--- begin Record extracts ---
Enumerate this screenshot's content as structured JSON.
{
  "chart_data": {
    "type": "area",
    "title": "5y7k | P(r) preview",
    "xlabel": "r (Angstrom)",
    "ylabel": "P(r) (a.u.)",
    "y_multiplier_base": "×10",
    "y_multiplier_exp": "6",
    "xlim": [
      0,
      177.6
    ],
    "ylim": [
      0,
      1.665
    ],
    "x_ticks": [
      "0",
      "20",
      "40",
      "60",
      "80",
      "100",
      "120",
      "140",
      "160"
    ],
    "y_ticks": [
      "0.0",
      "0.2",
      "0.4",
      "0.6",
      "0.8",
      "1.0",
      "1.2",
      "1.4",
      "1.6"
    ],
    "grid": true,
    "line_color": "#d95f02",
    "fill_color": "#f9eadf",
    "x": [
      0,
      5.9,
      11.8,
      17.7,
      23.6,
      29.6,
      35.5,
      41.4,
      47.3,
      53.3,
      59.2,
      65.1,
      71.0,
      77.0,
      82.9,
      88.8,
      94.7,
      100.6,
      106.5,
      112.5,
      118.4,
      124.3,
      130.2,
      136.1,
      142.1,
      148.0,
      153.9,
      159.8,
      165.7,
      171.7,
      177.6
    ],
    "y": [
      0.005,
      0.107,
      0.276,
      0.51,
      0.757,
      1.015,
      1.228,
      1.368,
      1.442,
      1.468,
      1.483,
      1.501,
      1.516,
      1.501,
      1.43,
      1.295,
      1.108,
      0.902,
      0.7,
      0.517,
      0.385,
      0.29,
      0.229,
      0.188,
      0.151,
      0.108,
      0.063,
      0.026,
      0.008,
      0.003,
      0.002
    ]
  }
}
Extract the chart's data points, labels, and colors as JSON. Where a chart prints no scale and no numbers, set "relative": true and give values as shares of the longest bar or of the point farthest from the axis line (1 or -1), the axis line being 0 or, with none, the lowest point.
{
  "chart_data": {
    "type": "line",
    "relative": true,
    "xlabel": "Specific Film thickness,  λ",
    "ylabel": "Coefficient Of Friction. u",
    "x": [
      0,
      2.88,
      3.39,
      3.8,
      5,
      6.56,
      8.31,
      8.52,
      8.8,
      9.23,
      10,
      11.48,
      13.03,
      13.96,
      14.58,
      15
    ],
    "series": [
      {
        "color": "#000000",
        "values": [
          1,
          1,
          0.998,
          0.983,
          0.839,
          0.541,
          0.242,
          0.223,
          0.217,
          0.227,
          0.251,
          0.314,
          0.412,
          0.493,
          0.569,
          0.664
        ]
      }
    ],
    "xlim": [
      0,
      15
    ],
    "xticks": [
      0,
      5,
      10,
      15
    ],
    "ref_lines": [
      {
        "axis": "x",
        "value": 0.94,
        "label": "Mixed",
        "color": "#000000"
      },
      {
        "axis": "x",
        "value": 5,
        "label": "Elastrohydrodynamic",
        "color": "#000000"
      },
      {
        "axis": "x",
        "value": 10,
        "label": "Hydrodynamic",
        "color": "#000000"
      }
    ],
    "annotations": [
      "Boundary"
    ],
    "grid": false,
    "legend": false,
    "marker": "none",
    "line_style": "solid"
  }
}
--- end Record extracts ---
*The exercise:* Copy out the data shown above without altering anything.

*Exercise result:*
Enumerate this screenshot's content as structured JSON.
{
  "chart_data": {
    "type": "area",
    "title": "5y7k | P(r) preview",
    "xlabel": "r (Angstrom)",
    "ylabel": "P(r) (a.u.)",
    "y_multiplier_base": "×10",
    "y_multiplier_exp": "6",
    "xlim": [
      0,
      177.6
    ],
    "ylim": [
      0,
      1.665
    ],
    "x_ticks": [
      "0",
      "20",
      "40",
      "60",
      "80",
      "100",
      "120",
      "140",
      "160"
    ],
    "y_ticks": [
      "0.0",
      "0.2",
      "0.4",
      "0.6",
      "0.8",
      "1.0",
      "1.2",
      "1.4",
      "1.6"
    ],
    "grid": true,
    "line_color": "#d95f02",
    "fill_color": "#f9eadf",
    "x": [
      0,
      5.9,
      11.8,
      17.7,
      23.6,
      29.6,
      35.5,
      41.4,
      47.3,
      53.3,
      59.2,
      65.1,
      71.0,
      77.0,
      82.9,
      88.8,
      94.7,
      100.6,
      106.5,
      112.5,
      118.4,
      124.3,
      130.2,
      136.1,
      142.1,
      148.0,
      153.9,
      159.8,
      165.7,
      171.7,
      177.6
    ],
    "y": [
      0.005,
      0.107,
      0.276,
      0.51,
      0.757,
      1.015,
      1.228,
      1.368,
      1.442,
      1.468,
      1.483,
      1.501,
      1.516,
      1.501,
      1.43,
      1.295,
      1.108,
      0.902,
      0.7,
      0.517,
      0.385,
      0.29,
      0.229,
      0.188,
      0.151,
      0.108,
      0.063,
      0.026,
      0.008,
      0.003,
      0.002
    ]
  }
}
Extract the chart's data points, labels, and colors as JSON. Where a chart prints no scale and no numbers, set "relative": true and give values as shares of the longest bar or of the point farthest from the axis line (1 or -1), the axis line being 0 or, with none, the lowest point.
{
  "chart_data": {
    "type": "line",
    "relative": true,
    "xlabel": "Specific Film thickness,  λ",
    "ylabel": "Coefficient Of Friction. u",
    "x": [
      0,
      2.88,
      3.39,
      3.8,
      5,
      6.56,
      8.31,
      8.52,
      8.8,
      9.23,
      10,
      11.48,
      13.03,
      13.96,
      14.58,
      15
    ],
    "series": [
      {
        "color": "#000000",
        "values": [
          1,
          1,
          0.998,
          0.983,
          0.839,
          0.541,
          0.242,
          0.223,
          0.217,
          0.227,
          0.251,
          0.314,
          0.412,
          0.493,
          0.569,
          0.664
        ]
      }
    ],
    "xlim": [
      0,
      15
    ],
    "xticks": [
      0,
      5,
      10,
      15
    ],
    "ref_lines": [
      {
        "axis": "x",
        "value": 0.94,
        "label": "Mixed",
        "color": "#000000"
      },
      {
        "axis": "x",
        "value": 5,
        "label": "Elastrohydrodynamic",
        "color": "#000000"
      },
      {
        "axis": "x",
        "value": 10,
        "label": "Hydrodynamic",
        "color": "#000000"
      }
    ],
    "annotations": [
      "Boundary"
    ],
    "grid": false,
    "legend": false,
    "marker": "none",
    "line_style": "solid"
  }
}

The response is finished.